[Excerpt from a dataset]
-=-=-=-=-
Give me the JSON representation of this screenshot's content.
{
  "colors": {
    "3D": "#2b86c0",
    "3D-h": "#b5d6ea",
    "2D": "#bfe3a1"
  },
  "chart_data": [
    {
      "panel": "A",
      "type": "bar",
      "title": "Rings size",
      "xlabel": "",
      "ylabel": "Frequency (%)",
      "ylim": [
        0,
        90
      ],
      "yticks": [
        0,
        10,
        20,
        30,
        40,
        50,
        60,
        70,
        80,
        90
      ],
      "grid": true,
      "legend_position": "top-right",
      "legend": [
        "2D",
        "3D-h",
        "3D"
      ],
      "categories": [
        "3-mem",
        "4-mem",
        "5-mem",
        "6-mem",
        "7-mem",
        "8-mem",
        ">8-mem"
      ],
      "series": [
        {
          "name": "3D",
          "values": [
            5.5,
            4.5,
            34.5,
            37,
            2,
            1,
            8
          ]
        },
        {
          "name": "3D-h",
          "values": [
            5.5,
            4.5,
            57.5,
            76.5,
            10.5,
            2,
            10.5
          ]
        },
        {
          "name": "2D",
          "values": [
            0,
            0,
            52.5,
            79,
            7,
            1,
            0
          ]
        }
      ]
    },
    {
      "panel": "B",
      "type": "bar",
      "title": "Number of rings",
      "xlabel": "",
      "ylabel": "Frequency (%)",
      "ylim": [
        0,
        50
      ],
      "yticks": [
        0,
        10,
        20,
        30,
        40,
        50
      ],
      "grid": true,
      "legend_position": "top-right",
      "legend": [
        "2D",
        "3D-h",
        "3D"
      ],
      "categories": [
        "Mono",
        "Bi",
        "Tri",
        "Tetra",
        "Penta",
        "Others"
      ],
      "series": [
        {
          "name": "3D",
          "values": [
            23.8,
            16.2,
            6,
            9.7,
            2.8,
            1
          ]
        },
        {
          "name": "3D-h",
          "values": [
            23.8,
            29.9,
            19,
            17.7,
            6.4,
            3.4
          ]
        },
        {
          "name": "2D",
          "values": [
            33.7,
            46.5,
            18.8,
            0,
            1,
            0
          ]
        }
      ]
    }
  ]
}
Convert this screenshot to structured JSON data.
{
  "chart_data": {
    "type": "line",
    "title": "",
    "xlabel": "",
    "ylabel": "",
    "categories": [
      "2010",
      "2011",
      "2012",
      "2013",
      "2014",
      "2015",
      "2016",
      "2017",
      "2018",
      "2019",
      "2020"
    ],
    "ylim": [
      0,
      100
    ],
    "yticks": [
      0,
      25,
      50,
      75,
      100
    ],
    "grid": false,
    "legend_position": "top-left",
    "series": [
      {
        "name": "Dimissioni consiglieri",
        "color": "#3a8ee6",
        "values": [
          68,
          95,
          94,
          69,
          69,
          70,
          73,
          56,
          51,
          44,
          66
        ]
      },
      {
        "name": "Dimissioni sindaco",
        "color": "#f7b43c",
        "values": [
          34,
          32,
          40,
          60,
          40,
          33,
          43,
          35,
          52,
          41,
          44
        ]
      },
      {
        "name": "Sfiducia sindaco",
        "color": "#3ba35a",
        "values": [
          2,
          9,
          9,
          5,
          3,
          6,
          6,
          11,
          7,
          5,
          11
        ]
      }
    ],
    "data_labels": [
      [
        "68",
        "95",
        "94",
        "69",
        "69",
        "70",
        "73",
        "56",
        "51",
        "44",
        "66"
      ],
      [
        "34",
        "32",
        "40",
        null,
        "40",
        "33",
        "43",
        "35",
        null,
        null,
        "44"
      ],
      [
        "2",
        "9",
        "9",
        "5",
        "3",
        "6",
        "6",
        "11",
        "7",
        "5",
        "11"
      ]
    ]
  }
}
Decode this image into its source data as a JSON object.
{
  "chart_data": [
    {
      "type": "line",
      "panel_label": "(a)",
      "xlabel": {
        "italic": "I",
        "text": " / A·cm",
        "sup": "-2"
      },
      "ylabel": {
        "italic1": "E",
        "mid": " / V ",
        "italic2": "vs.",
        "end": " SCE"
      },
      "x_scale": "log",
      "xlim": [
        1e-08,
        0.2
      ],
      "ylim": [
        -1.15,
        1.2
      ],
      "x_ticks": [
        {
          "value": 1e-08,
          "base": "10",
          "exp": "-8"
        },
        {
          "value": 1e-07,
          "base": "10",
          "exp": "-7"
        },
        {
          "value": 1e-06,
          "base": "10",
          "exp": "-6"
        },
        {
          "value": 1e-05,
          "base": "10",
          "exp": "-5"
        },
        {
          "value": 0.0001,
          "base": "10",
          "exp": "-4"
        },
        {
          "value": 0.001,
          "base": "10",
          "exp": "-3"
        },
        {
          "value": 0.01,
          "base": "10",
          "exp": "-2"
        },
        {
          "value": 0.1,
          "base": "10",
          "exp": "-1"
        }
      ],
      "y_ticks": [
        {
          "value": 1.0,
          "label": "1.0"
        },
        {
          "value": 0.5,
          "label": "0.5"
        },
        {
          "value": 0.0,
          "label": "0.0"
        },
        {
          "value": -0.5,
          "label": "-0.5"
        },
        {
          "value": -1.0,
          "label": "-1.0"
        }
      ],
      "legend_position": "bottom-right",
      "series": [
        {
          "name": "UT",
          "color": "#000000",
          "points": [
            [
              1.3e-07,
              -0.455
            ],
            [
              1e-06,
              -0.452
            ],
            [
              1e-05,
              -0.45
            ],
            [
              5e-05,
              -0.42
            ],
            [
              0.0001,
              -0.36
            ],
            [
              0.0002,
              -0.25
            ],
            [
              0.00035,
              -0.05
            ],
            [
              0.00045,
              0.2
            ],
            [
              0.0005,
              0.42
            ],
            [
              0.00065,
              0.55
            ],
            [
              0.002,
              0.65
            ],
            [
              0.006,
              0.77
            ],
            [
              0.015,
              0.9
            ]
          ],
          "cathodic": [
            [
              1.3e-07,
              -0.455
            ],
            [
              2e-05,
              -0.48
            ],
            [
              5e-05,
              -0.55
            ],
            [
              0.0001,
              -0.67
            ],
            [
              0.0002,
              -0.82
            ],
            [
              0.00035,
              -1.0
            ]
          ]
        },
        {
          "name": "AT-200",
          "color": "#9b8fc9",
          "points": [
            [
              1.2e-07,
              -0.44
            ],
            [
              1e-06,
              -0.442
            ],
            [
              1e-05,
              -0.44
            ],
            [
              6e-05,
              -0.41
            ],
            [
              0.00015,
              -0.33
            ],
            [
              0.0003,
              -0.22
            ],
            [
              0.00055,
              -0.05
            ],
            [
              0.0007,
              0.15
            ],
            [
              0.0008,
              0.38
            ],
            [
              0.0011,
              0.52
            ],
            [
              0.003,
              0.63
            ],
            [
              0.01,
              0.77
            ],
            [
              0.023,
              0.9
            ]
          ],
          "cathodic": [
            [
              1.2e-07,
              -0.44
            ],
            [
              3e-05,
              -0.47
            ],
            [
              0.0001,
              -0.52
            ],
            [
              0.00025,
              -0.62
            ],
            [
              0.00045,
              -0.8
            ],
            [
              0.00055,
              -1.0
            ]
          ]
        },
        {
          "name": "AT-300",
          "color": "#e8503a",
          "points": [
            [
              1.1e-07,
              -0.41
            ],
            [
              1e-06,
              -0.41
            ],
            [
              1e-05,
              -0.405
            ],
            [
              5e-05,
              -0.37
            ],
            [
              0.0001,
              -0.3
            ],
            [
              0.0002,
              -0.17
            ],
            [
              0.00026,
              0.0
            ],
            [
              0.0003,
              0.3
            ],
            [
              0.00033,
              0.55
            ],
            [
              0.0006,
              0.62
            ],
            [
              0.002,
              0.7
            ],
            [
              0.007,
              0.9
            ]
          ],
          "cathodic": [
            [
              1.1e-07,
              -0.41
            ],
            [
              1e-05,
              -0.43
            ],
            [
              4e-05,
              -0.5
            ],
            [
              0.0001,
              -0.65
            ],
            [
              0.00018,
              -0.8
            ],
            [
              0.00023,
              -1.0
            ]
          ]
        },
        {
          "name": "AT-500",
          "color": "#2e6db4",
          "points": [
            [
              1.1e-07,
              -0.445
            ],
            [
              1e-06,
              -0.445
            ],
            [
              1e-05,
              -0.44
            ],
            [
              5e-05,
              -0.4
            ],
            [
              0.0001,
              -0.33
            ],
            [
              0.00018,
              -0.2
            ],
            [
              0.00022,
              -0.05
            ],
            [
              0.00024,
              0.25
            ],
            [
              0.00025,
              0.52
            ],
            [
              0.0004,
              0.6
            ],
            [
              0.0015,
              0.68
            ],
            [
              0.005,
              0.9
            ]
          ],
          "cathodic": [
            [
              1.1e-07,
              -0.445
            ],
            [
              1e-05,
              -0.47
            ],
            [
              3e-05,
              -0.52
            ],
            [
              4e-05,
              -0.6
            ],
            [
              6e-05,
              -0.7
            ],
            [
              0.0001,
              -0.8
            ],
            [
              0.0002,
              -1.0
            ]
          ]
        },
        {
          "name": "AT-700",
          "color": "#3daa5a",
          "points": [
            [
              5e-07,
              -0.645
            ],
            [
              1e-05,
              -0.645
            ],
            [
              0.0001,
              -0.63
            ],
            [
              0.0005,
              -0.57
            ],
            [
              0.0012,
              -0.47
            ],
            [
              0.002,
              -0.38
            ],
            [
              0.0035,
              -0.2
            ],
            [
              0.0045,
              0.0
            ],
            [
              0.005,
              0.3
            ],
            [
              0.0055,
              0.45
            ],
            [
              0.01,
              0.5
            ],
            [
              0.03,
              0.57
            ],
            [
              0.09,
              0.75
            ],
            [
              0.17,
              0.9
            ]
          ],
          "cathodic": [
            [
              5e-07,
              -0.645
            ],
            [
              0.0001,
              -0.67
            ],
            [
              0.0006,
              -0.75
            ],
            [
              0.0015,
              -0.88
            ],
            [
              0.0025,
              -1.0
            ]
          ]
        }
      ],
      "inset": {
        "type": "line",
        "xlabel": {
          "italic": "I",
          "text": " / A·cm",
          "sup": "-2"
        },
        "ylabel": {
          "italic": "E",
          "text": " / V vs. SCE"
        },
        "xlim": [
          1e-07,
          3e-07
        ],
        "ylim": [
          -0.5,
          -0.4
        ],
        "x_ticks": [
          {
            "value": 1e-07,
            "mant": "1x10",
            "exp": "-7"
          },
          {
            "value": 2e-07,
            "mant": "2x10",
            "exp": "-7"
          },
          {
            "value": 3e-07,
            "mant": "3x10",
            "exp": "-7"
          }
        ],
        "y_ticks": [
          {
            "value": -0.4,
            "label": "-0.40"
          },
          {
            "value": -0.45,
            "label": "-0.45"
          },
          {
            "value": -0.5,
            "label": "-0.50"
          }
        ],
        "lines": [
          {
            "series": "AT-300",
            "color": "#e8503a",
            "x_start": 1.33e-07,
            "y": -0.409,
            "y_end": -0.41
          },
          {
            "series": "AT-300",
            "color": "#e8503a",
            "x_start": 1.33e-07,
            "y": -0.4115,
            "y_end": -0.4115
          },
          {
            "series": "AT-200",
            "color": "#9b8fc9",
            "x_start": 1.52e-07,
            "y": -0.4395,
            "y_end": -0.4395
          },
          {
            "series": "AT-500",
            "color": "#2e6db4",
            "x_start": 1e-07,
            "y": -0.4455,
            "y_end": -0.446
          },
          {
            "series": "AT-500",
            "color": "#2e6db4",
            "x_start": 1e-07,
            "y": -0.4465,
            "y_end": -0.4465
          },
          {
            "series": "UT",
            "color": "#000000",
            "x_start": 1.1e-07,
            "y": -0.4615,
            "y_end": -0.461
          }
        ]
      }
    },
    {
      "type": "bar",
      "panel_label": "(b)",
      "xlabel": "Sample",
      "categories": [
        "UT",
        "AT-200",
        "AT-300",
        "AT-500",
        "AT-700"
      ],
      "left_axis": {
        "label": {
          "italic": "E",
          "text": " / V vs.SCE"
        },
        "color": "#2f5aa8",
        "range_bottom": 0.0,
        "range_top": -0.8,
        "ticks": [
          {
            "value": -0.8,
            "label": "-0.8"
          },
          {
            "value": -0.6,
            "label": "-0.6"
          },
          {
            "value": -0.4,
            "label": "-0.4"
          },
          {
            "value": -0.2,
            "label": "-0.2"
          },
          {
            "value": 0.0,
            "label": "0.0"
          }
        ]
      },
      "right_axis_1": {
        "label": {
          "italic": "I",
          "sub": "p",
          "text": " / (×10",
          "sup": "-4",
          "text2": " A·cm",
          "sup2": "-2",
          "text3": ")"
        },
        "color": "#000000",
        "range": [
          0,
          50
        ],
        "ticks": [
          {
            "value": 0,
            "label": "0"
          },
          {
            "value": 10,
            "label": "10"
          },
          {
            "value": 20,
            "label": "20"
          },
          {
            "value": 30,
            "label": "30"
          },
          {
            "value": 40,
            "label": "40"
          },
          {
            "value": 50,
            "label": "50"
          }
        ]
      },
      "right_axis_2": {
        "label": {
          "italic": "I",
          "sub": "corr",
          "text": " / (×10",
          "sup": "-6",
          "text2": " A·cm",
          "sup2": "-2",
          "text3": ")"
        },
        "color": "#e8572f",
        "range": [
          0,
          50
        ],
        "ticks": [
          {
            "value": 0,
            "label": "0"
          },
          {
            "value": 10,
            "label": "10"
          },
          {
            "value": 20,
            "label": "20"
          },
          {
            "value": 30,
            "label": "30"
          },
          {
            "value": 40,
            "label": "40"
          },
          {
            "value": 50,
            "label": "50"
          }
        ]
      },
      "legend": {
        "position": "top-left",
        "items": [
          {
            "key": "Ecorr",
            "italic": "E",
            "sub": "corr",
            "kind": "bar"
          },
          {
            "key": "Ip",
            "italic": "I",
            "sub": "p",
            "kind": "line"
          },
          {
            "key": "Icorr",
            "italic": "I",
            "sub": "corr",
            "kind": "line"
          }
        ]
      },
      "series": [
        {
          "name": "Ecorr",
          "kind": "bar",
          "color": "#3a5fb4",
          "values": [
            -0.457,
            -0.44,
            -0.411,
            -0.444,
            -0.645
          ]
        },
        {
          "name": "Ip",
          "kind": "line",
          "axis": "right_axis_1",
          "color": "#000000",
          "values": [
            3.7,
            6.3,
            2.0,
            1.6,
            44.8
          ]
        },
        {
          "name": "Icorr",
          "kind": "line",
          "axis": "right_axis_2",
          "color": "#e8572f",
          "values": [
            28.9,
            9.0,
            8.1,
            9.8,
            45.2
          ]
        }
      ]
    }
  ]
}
-=-=-=-=-
• Exercise description
State how many lines of the listing include "this", and nothing more.

• Answer in full
3